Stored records
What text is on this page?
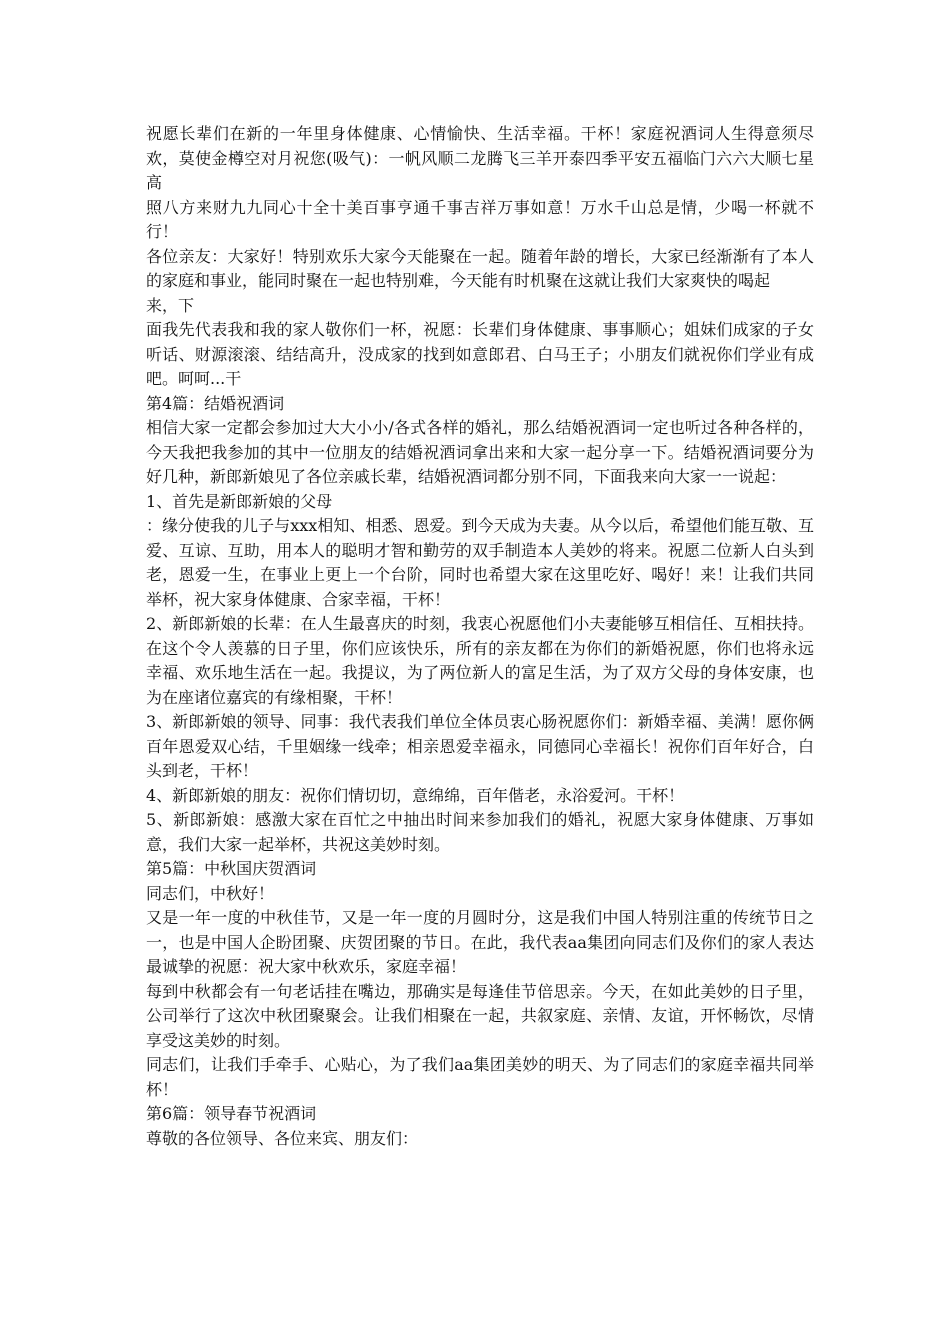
祝愿长辈们在新的一年里身体健康、心情愉快、生活幸福。干杯！家庭祝酒词人生得意须尽欢，莫使金樽空对月祝您(吸气)：一帆风顺二龙腾飞三羊开泰四季平安五福临门六六大顺七星高

照八方来财九九同心十全十美百事亨通千事吉祥万事如意！万水千山总是情，少喝一杯就不行！

各位亲友：大家好！特别欢乐大家今天能聚在一起。随着年龄的增长，大家已经渐渐有了本人的家庭和事业，能同时聚在一起也特别难，今天能有时机聚在这就让我们大家爽快的喝起

来，下

面我先代表我和我的家人敬你们一杯，祝愿：长辈们身体健康、事事顺心；姐妹们成家的子女听话、财源滚滚、结结高升，没成家的找到如意郎君、白马王子；小朋友们就祝你们学业有成吧。呵呵...干

第4篇：结婚祝酒词

相信大家一定都会参加过大大小小/各式各样的婚礼，那么结婚祝酒词一定也听过各种各样的，今天我把我参加的其中一位朋友的结婚祝酒词拿出来和大家一起分享一下。结婚祝酒词要分为好几种，新郎新娘见了各位亲戚长辈，结婚祝酒词都分别不同，下面我来向大家一一说起：

1、首先是新郎新娘的父母

：缘分使我的儿子与xxx相知、相悉、恩爱。到今天成为夫妻。从今以后，希望他们能互敬、互爱、互谅、互助，用本人的聪明才智和勤劳的双手制造本人美妙的将来。祝愿二位新人白头到老，恩爱一生，在事业上更上一个台阶，同时也希望大家在这里吃好、喝好！来！让我们共同举杯，祝大家身体健康、合家幸福，干杯！

2、新郎新娘的长辈：在人生最喜庆的时刻，我衷心祝愿他们小夫妻能够互相信任、互相扶持。在这个令人羡慕的日子里，你们应该快乐，所有的亲友都在为你们的新婚祝愿，你们也将永远幸福、欢乐地生活在一起。我提议，为了两位新人的富足生活，为了双方父母的身体安康，也为在座诸位嘉宾的有缘相聚，干杯！

3、新郎新娘的领导、同事：我代表我们单位全体员衷心肠祝愿你们：新婚幸福、美满！愿你俩百年恩爱双心结，千里姻缘一线牵；相亲恩爱幸福永，同德同心幸福长！祝你们百年好合，白头到老，干杯！

4、新郎新娘的朋友：祝你们情切切，意绵绵，百年偕老，永浴爱河。干杯！

5、新郎新娘：感激大家在百忙之中抽出时间来参加我们的婚礼，祝愿大家身体健康、万事如意，我们大家一起举杯，共祝这美妙时刻。

第5篇：中秋国庆贺酒词

同志们，中秋好！

又是一年一度的中秋佳节，又是一年一度的月圆时分，这是我们中国人特别注重的传统节日之一，也是中国人企盼团聚、庆贺团聚的节日。在此，我代表aa集团向同志们及你们的家人表达最诚挚的祝愿：祝大家中秋欢乐，家庭幸福！

每到中秋都会有一句老话挂在嘴边，那确实是每逢佳节倍思亲。今天，在如此美妙的日子里，公司举行了这次中秋团聚聚会。让我们相聚在一起，共叙家庭、亲情、友谊，开怀畅饮，尽情享受这美妙的时刻。

同志们，让我们手牵手、心贴心，为了我们aa集团美妙的明天、为了同志们的家庭幸福共同举杯！

第6篇：领导春节祝酒词

尊敬的各位领导、各位来宾、朋友们：
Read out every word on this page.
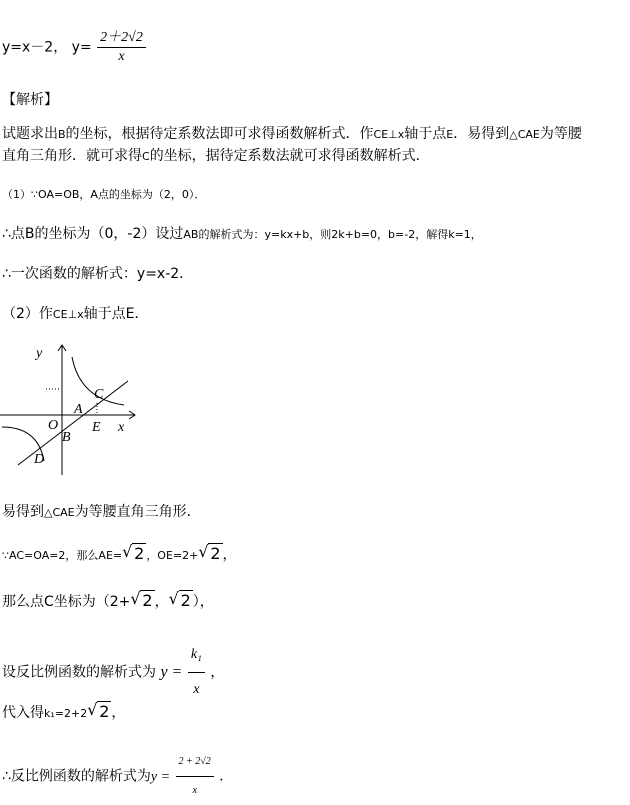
y=x－2， $y= \frac{2+2√2}{x}$
【解析】
试题求出B的坐标，根据待定系数法即可求得函数解析式．作CE⊥x轴于点E．易得到△CAE为等腰
直角三角形．就可求得C的坐标，据待定系数法就可求得函数解析式．
（1）∵OA=OB，A点的坐标为（2，0）．
∴点B的坐标为（0，-2）设过AB的解析式为：y=kx+b，则2k+b=0，b=-2，解得k=1，
∴一次函数的解析式：y=x-2．
（2）作CE⊥x轴于点E．
y
x
O
A
B
C
D
E
易得到△CAE为等腰直角三角形．
∵AC=OA=2，那么AE= √ 2 ，OE=2+ √ 2 ，
那么点C坐标为（2+ √ 2 ， √ 2 ），
设反比例函数的解析式为 $y = \frac{\text{k₁}}{x}$ ，
代入得k₁=2+2 √ 2 ，
∴反比例函数的解析式为$y = \frac{2 + 2√2}{x}$ ．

**TO BE DONE**
Scan the material above and determine how many lines include the word "x轴于点E"; report only the number.

**EXPECTED ANSWER**
2